TASK INSTRUCTIONS | Collect each line holding the string "text".
═══ INFORMATION PROVIDED
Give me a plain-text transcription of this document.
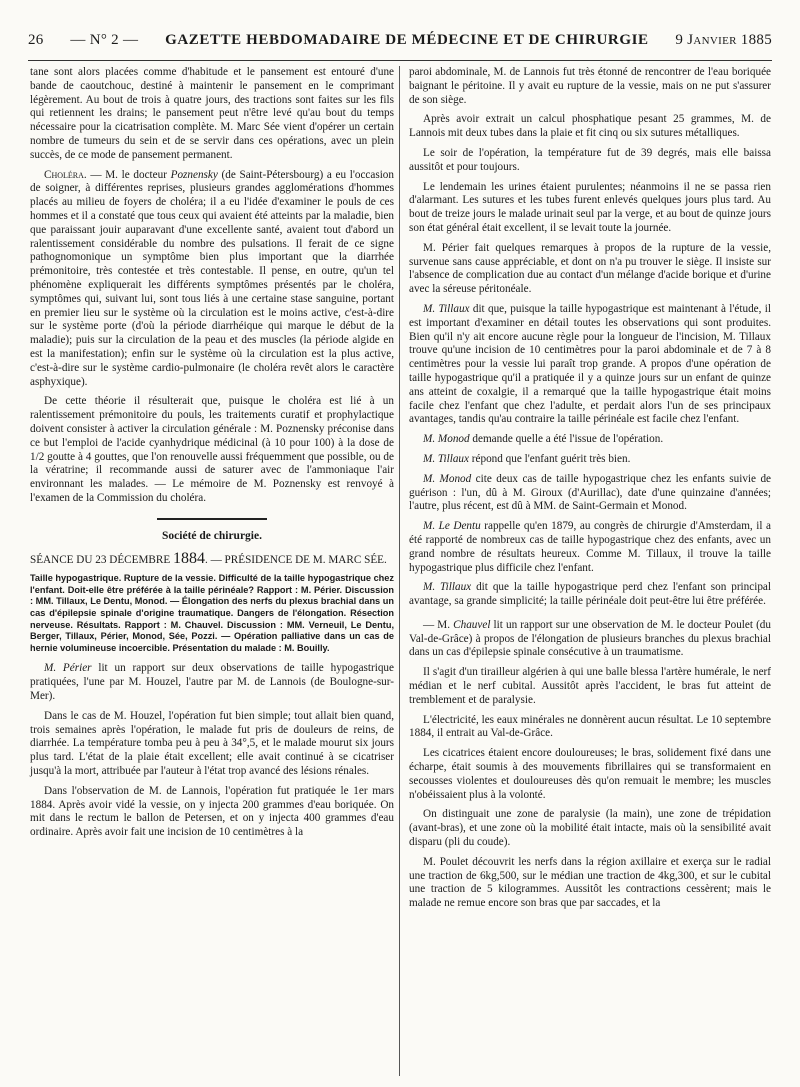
26 — N° 2 — GAZETTE HEBDOMADAIRE DE MÉDECINE ET DE CHIRURGIE 9 Janvier 1885

tane sont alors placées comme d'habitude et le pansement est entouré d'une bande de caoutchouc, destiné à maintenir le pansement en le comprimant légèrement. Au bout de trois à quatre jours, des tractions sont faites sur les fils qui retiennent les drains; le pansement peut n'être levé qu'au bout du temps nécessaire pour la cicatrisation complète. M. Marc Sée vient d'opérer un certain nombre de tumeurs du sein et de se servir dans ces opérations, avec un plein succès, de ce mode de pansement permanent.

Choléra. — M. le docteur Poznensky (de Saint-Pétersbourg) a eu l'occasion de soigner, à différentes reprises, plusieurs grandes agglomérations d'hommes placés au milieu de foyers de choléra; il a eu l'idée d'examiner le pouls de ces hommes et il a constaté que tous ceux qui avaient été atteints par la maladie, bien que paraissant jouir auparavant d'une excellente santé, avaient tout d'abord un ralentissement considérable du nombre des pulsations. Il ferait de ce signe pathognomonique un symptôme bien plus important que la diarrhée prémonitoire, très contestée et très contestable. Il pense, en outre, qu'un tel phénomène expliquerait les différents symptômes présentés par le choléra, symptômes qui, suivant lui, sont tous liés à une certaine stase sanguine, portant en premier lieu sur le système où la circulation est le moins active, c'est-à-dire sur le système porte (d'où la période diarrhéique qui marque le début de la maladie); puis sur la circulation de la peau et des muscles (la période algide en est la manifestation); enfin sur le système où la circulation est la plus active, c'est-à-dire sur le système cardio-pulmonaire (le choléra revêt alors le caractère asphyxique).

De cette théorie il résulterait que, puisque le choléra est lié à un ralentissement prémonitoire du pouls, les traitements curatif et prophylactique doivent consister à activer la circulation générale : M. Poznensky préconise dans ce but l'emploi de l'acide cyanhydrique médicinal (à 10 pour 100) à la dose de 1/2 goutte à 4 gouttes, que l'on renouvelle aussi fréquemment que possible, ou de la vératrine; il recommande aussi de saturer avec de l'ammoniaque l'air environnant les malades. — Le mémoire de M. Poznensky est renvoyé à l'examen de la Commission du choléra.

Société de chirurgie.
SÉANCE DU 23 DÉCEMBRE 1884. — PRÉSIDENCE DE M. MARC SÉE.

Taille hypogastrique. Rupture de la vessie. Difficulté de la taille hypogastrique chez l'enfant. Doit-elle être préférée à la taille périnéale? Rapport : M. Périer. Discussion : MM. Tillaux, Le Dentu, Monod. — Élongation des nerfs du plexus brachial dans un cas d'épilepsie spinale d'origine traumatique. Dangers de l'élongation. Résection nerveuse. Résultats. Rapport : M. Chauvel. Discussion : MM. Verneuil, Le Dentu, Berger, Tillaux, Périer, Monod, Sée, Pozzi. — Opération palliative dans un cas de hernie volumineuse incoercible. Présentation du malade : M. Bouilly.

M. Périer lit un rapport sur deux observations de taille hypogastrique pratiquées, l'une par M. Houzel, l'autre par M. de Lannois (de Boulogne-sur-Mer).

Dans le cas de M. Houzel, l'opération fut bien simple; tout allait bien quand, trois semaines après l'opération, le malade fut pris de douleurs de reins, de diarrhée. La température tomba peu à peu à 34°,5, et le malade mourut six jours plus tard. L'état de la plaie était excellent; elle avait continué à se cicatriser jusqu'à la mort, attribuée par l'auteur à l'état trop avancé des lésions rénales.

Dans l'observation de M. de Lannois, l'opération fut pratiquée le 1er mars 1884. Après avoir vidé la vessie, on y injecta 200 grammes d'eau boriquée. On mit dans le rectum le ballon de Petersen, et on y injecta 400 grammes d'eau ordinaire. Après avoir fait une incision de 10 centimètres à la

paroi abdominale, M. de Lannois fut très étonné de rencontrer de l'eau boriquée baignant le péritoine. Il y avait eu rupture de la vessie, mais on ne put s'assurer de son siège.

Après avoir extrait un calcul phosphatique pesant 25 grammes, M. de Lannois mit deux tubes dans la plaie et fit cinq ou six sutures métalliques.

Le soir de l'opération, la température fut de 39 degrés, mais elle baissa aussitôt et pour toujours.

Le lendemain les urines étaient purulentes; néanmoins il ne se passa rien d'alarmant. Les sutures et les tubes furent enlevés quelques jours plus tard. Au bout de treize jours le malade urinait seul par la verge, et au bout de quinze jours son état général était excellent, il se levait toute la journée.

M. Périer fait quelques remarques à propos de la rupture de la vessie, survenue sans cause appréciable, et dont on n'a pu trouver le siège. Il insiste sur l'absence de complication due au contact d'un mélange d'acide borique et d'urine avec la séreuse péritonéale.

M. Tillaux dit que, puisque la taille hypogastrique est maintenant à l'étude, il est important d'examiner en détail toutes les observations qui sont produites. Bien qu'il n'y ait encore aucune règle pour la longueur de l'incision, M. Tillaux trouve qu'une incision de 10 centimètres pour la paroi abdominale et de 7 à 8 centimètres pour la vessie lui paraît trop grande. A propos d'une opération de taille hypogastrique qu'il a pratiquée il y a quinze jours sur un enfant de quinze ans atteint de coxalgie, il a remarqué que la taille hypogastrique était moins facile chez l'enfant que chez l'adulte, et perdait alors l'un de ses principaux avantages, tandis qu'au contraire la taille périnéale est facile chez l'enfant.

M. Monod demande quelle a été l'issue de l'opération.

M. Tillaux répond que l'enfant guérit très bien.

M. Monod cite deux cas de taille hypogastrique chez les enfants suivie de guérison : l'un, dû à M. Giroux (d'Aurillac), date d'une quinzaine d'années; l'autre, plus récent, est dû à MM. de Saint-Germain et Monod.

M. Le Dentu rappelle qu'en 1879, au congrès de chirurgie d'Amsterdam, il a été rapporté de nombreux cas de taille hypogastrique chez des enfants, avec un grand nombre de résultats heureux. Comme M. Tillaux, il trouve la taille hypogastrique plus difficile chez l'enfant.

M. Tillaux dit que la taille hypogastrique perd chez l'enfant son principal avantage, sa grande simplicité; la taille périnéale doit peut-être lui être préférée.

— M. Chauvel lit un rapport sur une observation de M. le docteur Poulet (du Val-de-Grâce) à propos de l'élongation de plusieurs branches du plexus brachial dans un cas d'épilepsie spinale consécutive à un traumatisme.

Il s'agit d'un tirailleur algérien à qui une balle blessa l'artère humérale, le nerf médian et le nerf cubital. Aussitôt après l'accident, le bras fut atteint de tremblement et de paralysie.

L'électricité, les eaux minérales ne donnèrent aucun résultat. Le 10 septembre 1884, il entrait au Val-de-Grâce.

Les cicatrices étaient encore douloureuses; le bras, solidement fixé dans une écharpe, était soumis à des mouvements fibrillaires qui se transformaient en secousses violentes et douloureuses dès qu'on remuait le membre; les muscles n'obéissaient plus à la volonté.

On distinguait une zone de paralysie (la main), une zone de trépidation (avant-bras), et une zone où la mobilité était intacte, mais où la sensibilité avait disparu (pli du coude).

M. Poulet découvrit les nerfs dans la région axillaire et exerça sur le radial une traction de 6kg,500, sur le médian une traction de 4kg,300, et sur le cubital une traction de 5 kilogrammes. Aussitôt les contractions cessèrent; mais le malade ne remue encore son bras que par saccades, et la
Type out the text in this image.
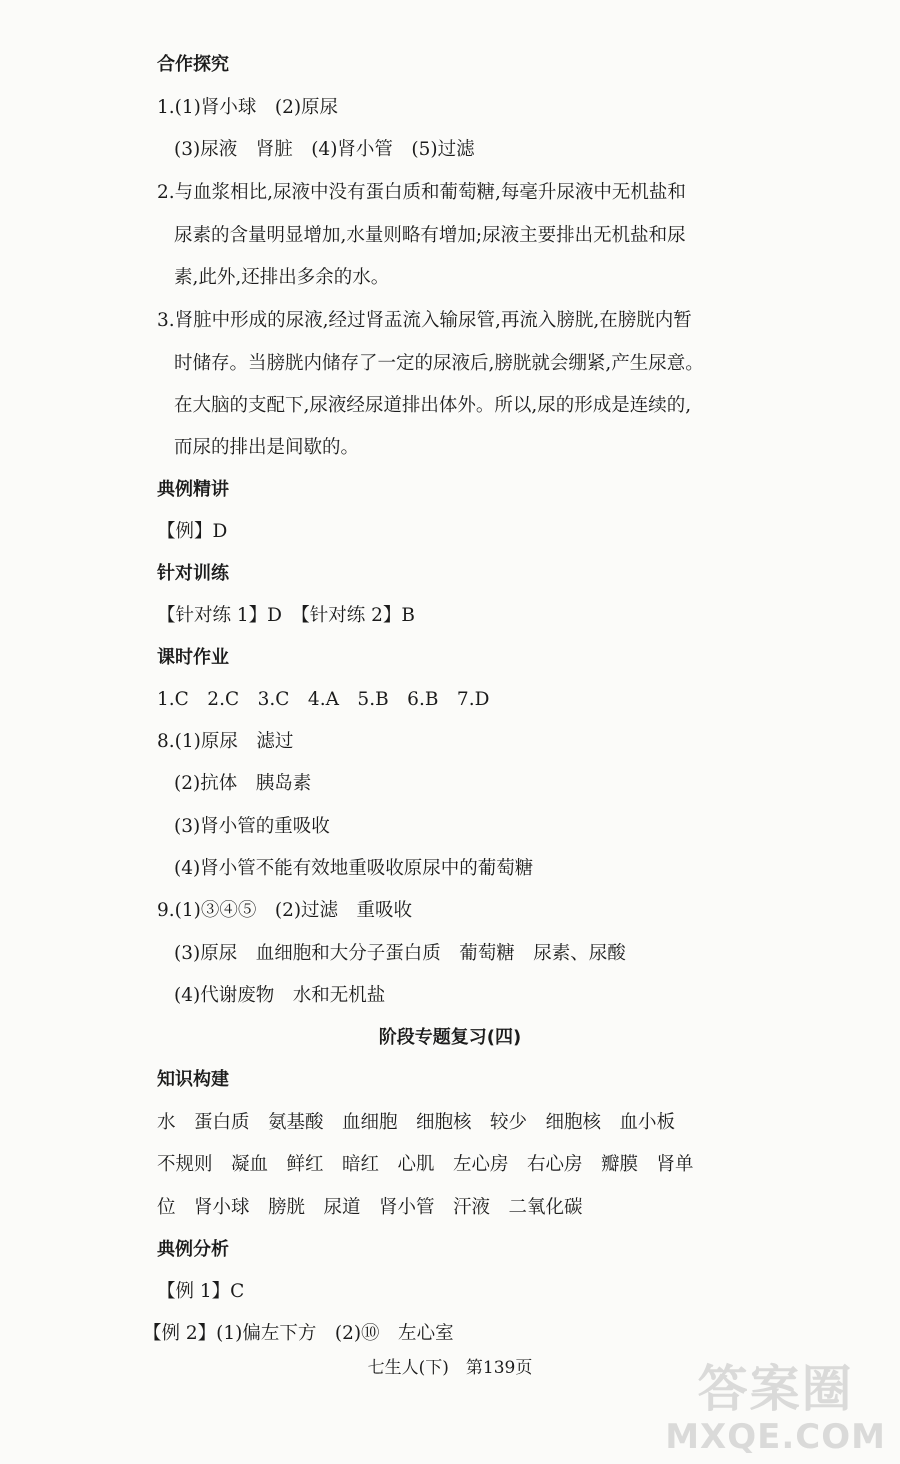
合作探究
1.(1)肾小球　(2)原尿
(3)尿液　肾脏　(4)肾小管　(5)过滤
2.与血浆相比,尿液中没有蛋白质和葡萄糖,每毫升尿液中无机盐和
尿素的含量明显增加,水量则略有增加;尿液主要排出无机盐和尿
素,此外,还排出多余的水。
3.肾脏中形成的尿液,经过肾盂流入输尿管,再流入膀胱,在膀胱内暂
时储存。当膀胱内储存了一定的尿液后,膀胱就会绷紧,产生尿意。
在大脑的支配下,尿液经尿道排出体外。所以,尿的形成是连续的,
而尿的排出是间歇的。
典例精讲
【例】D
针对训练
【针对练 1】D　【针对练 2】B
课时作业
1.C　2.C　3.C　4.A　5.B　6.B　7.D
8.(1)原尿　滤过
(2)抗体　胰岛素
(3)肾小管的重吸收
(4)肾小管不能有效地重吸收原尿中的葡萄糖
9.(1)③④⑤　(2)过滤　重吸收
(3)原尿　血细胞和大分子蛋白质　葡萄糖　尿素、尿酸
(4)代谢废物　水和无机盐
阶段专题复习(四)
知识构建
水　蛋白质　氨基酸　血细胞　细胞核　较少　细胞核　血小板
不规则　凝血　鲜红　暗红　心肌　左心房　右心房　瓣膜　肾单
位　肾小球　膀胱　尿道　肾小管　汗液　二氧化碳
典例分析
【例 1】C
【例 2】(1)偏左下方　(2)⑩　左心室
七生人(下)　第139页	答案圈
MXQE.COM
══════
EXERCISE OUTPUT |
Give me a plain-text transcription of this document.
Type out the text in this image.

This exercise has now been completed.